§ **Data entries for graphics**:

-.-.-

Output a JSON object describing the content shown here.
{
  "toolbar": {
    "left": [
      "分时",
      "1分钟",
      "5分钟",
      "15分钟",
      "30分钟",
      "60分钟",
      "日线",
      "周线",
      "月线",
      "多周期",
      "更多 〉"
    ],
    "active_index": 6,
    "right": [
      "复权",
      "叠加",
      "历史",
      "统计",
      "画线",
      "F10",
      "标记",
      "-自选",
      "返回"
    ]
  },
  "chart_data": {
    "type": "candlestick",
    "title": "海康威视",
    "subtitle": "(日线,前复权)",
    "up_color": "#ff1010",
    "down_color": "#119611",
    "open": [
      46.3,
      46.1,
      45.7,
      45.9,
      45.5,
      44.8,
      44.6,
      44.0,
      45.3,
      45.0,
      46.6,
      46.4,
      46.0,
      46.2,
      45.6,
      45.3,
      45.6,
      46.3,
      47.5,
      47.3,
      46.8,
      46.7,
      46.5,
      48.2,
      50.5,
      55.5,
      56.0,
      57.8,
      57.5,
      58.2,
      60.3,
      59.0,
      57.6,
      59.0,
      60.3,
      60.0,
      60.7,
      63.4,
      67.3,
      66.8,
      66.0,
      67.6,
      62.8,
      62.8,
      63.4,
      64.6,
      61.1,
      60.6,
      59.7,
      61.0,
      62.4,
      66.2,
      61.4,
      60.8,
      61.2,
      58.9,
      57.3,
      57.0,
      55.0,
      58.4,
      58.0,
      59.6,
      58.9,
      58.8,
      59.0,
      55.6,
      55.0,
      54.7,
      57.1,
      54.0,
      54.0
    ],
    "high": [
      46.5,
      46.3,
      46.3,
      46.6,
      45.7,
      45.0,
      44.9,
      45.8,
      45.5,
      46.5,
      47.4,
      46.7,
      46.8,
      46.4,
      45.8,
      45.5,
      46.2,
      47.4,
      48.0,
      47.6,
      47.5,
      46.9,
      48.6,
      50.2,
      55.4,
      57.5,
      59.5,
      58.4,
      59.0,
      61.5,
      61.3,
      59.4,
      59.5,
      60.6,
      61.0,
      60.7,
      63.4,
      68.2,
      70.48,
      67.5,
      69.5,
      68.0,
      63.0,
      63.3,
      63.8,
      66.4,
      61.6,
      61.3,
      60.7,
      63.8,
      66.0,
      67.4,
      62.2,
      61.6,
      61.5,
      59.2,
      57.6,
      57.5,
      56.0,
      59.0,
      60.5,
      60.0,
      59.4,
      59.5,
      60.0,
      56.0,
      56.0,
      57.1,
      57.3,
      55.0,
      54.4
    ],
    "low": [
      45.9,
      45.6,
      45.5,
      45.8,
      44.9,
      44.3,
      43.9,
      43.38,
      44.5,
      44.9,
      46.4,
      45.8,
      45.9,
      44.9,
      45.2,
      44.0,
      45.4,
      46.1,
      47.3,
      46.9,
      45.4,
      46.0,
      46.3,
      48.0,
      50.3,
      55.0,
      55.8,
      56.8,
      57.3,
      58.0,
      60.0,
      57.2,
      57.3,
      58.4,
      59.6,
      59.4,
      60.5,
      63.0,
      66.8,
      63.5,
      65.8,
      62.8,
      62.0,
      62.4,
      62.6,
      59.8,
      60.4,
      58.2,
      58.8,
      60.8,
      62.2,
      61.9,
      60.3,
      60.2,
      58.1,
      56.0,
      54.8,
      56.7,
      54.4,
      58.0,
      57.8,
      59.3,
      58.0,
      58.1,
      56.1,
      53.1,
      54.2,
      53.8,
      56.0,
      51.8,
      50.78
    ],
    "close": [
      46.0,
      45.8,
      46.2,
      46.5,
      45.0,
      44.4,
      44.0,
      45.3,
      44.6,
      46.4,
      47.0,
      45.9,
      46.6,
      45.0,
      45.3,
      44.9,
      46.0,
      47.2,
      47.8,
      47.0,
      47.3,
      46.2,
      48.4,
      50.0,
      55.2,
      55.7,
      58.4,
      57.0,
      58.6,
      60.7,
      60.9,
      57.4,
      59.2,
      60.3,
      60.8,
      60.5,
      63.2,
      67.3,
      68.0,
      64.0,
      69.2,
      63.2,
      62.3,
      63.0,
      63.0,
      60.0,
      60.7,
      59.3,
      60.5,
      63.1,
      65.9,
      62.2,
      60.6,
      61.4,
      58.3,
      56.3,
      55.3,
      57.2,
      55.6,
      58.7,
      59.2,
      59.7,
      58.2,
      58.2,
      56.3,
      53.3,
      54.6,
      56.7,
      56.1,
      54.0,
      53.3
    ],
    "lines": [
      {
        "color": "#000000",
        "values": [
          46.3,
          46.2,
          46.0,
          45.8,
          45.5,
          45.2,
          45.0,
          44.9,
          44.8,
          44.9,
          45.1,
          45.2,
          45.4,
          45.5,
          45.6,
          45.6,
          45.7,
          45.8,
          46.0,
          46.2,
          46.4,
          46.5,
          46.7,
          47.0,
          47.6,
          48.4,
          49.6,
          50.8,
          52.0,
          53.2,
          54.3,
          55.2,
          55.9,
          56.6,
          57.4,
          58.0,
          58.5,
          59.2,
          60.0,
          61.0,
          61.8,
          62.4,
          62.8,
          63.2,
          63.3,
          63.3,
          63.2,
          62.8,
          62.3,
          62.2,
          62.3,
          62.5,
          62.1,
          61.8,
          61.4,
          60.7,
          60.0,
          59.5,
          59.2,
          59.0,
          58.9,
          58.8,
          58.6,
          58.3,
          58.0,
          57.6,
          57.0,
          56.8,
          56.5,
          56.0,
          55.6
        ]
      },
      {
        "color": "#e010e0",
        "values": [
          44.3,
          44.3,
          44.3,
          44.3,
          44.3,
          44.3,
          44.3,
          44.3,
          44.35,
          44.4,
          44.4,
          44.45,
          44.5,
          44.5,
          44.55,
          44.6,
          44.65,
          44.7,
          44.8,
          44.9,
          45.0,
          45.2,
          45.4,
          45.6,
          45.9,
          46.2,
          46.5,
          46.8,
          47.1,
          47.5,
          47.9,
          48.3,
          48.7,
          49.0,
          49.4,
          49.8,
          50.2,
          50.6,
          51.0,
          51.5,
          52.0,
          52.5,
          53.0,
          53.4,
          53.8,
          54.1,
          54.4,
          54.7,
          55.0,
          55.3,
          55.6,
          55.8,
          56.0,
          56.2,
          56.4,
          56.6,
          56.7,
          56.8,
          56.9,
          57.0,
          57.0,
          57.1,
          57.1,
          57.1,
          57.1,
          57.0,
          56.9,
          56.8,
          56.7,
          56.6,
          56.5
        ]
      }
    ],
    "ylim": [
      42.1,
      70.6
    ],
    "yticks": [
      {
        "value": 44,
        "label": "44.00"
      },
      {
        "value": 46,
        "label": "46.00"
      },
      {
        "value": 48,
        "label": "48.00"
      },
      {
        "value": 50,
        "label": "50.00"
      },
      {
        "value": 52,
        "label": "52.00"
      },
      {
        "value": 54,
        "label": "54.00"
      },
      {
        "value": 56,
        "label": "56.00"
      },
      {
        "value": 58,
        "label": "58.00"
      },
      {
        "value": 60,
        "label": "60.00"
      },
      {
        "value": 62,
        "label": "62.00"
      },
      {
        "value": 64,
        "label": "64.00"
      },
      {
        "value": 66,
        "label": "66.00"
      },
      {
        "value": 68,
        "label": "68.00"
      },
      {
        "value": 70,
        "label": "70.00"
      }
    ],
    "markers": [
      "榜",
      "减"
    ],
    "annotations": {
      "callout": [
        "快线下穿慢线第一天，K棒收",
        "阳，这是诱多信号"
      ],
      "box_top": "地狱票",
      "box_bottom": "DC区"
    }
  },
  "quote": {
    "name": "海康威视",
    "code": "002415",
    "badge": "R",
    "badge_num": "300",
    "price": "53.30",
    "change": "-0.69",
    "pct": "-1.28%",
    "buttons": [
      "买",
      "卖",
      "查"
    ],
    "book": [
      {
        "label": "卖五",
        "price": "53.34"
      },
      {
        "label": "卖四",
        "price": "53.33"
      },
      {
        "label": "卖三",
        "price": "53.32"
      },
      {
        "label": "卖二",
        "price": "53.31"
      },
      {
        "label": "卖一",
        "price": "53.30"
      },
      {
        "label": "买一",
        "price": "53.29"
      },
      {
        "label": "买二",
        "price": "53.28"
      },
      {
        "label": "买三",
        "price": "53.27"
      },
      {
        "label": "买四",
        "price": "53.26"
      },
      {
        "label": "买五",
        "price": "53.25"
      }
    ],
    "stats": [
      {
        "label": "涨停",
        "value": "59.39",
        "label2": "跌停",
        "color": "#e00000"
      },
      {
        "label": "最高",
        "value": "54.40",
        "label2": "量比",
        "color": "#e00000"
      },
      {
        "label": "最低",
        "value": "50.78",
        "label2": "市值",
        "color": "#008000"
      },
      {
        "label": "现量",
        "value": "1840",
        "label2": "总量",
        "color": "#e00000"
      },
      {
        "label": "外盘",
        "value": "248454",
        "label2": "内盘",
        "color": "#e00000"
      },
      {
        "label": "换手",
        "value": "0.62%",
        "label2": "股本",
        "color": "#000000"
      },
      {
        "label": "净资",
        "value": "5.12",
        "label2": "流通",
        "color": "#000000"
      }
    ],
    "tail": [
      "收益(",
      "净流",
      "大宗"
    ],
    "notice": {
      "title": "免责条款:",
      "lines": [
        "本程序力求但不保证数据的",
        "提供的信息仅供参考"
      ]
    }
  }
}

-.-.-

Lines that hold "price" are the ones to copy; find all of them.

    "price": "53.30",
        "price": "53.34"
        "price": "53.33"
        "price": "53.32"
        "price": "53.31"
        "price": "53.30"
        "price": "53.29"
        "price": "53.28"
        "price": "53.27"
        "price": "53.26"
        "price": "53.25"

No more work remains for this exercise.